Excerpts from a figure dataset
BEGIN

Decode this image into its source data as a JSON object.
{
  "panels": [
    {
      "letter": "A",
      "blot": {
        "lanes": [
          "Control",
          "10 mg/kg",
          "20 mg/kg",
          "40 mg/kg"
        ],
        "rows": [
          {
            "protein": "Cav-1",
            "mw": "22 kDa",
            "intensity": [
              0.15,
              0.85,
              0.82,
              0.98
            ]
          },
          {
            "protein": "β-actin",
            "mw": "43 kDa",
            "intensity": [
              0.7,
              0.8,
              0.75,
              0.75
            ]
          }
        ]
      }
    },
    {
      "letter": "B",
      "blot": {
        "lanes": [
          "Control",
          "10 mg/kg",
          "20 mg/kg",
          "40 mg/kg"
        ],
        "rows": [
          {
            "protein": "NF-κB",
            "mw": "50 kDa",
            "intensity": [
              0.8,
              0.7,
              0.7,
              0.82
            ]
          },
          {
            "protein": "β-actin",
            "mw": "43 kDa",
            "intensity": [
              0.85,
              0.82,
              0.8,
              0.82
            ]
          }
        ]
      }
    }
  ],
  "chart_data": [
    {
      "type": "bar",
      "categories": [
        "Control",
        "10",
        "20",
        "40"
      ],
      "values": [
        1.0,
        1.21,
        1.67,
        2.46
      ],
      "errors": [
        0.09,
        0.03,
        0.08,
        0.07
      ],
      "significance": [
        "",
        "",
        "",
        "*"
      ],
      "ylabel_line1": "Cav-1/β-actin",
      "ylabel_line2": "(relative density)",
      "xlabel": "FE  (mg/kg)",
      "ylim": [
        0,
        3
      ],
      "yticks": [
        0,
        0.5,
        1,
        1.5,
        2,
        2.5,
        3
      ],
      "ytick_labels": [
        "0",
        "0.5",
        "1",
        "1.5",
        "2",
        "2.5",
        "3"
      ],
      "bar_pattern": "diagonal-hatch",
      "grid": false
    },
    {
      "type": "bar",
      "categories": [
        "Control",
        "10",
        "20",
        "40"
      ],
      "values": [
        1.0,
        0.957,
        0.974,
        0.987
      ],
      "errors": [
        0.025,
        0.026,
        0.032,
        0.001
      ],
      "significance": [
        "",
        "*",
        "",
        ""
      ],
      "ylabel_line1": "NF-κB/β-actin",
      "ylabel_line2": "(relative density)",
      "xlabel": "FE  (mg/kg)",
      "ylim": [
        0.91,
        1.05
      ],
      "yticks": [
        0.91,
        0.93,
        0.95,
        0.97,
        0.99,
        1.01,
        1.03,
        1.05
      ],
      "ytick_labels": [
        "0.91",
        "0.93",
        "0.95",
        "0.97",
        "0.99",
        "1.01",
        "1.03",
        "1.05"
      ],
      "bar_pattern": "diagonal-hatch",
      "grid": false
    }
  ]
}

END

#### TASK ITEM
Write out every entry once more, precisely as it stands.

#### YOUR SOLUTION
Decode this image into its source data as a JSON object.
{
  "panels": [
    {
      "letter": "A",
      "blot": {
        "lanes": [
          "Control",
          "10 mg/kg",
          "20 mg/kg",
          "40 mg/kg"
        ],
        "rows": [
          {
            "protein": "Cav-1",
            "mw": "22 kDa",
            "intensity": [
              0.15,
              0.85,
              0.82,
              0.98
            ]
          },
          {
            "protein": "β-actin",
            "mw": "43 kDa",
            "intensity": [
              0.7,
              0.8,
              0.75,
              0.75
            ]
          }
        ]
      }
    },
    {
      "letter": "B",
      "blot": {
        "lanes": [
          "Control",
          "10 mg/kg",
          "20 mg/kg",
          "40 mg/kg"
        ],
        "rows": [
          {
            "protein": "NF-κB",
            "mw": "50 kDa",
            "intensity": [
              0.8,
              0.7,
              0.7,
              0.82
            ]
          },
          {
            "protein": "β-actin",
            "mw": "43 kDa",
            "intensity": [
              0.85,
              0.82,
              0.8,
              0.82
            ]
          }
        ]
      }
    }
  ],
  "chart_data": [
    {
      "type": "bar",
      "categories": [
        "Control",
        "10",
        "20",
        "40"
      ],
      "values": [
        1.0,
        1.21,
        1.67,
        2.46
      ],
      "errors": [
        0.09,
        0.03,
        0.08,
        0.07
      ],
      "significance": [
        "",
        "",
        "",
        "*"
      ],
      "ylabel_line1": "Cav-1/β-actin",
      "ylabel_line2": "(relative density)",
      "xlabel": "FE  (mg/kg)",
      "ylim": [
        0,
        3
      ],
      "yticks": [
        0,
        0.5,
        1,
        1.5,
        2,
        2.5,
        3
      ],
      "ytick_labels": [
        "0",
        "0.5",
        "1",
        "1.5",
        "2",
        "2.5",
        "3"
      ],
      "bar_pattern": "diagonal-hatch",
      "grid": false
    },
    {
      "type": "bar",
      "categories": [
        "Control",
        "10",
        "20",
        "40"
      ],
      "values": [
        1.0,
        0.957,
        0.974,
        0.987
      ],
      "errors": [
        0.025,
        0.026,
        0.032,
        0.001
      ],
      "significance": [
        "",
        "*",
        "",
        ""
      ],
      "ylabel_line1": "NF-κB/β-actin",
      "ylabel_line2": "(relative density)",
      "xlabel": "FE  (mg/kg)",
      "ylim": [
        0.91,
        1.05
      ],
      "yticks": [
        0.91,
        0.93,
        0.95,
        0.97,
        0.99,
        1.01,
        1.03,
        1.05
      ],
      "ytick_labels": [
        "0.91",
        "0.93",
        "0.95",
        "0.97",
        "0.99",
        "1.01",
        "1.03",
        "1.05"
      ],
      "bar_pattern": "diagonal-hatch",
      "grid": false
    }
  ]
}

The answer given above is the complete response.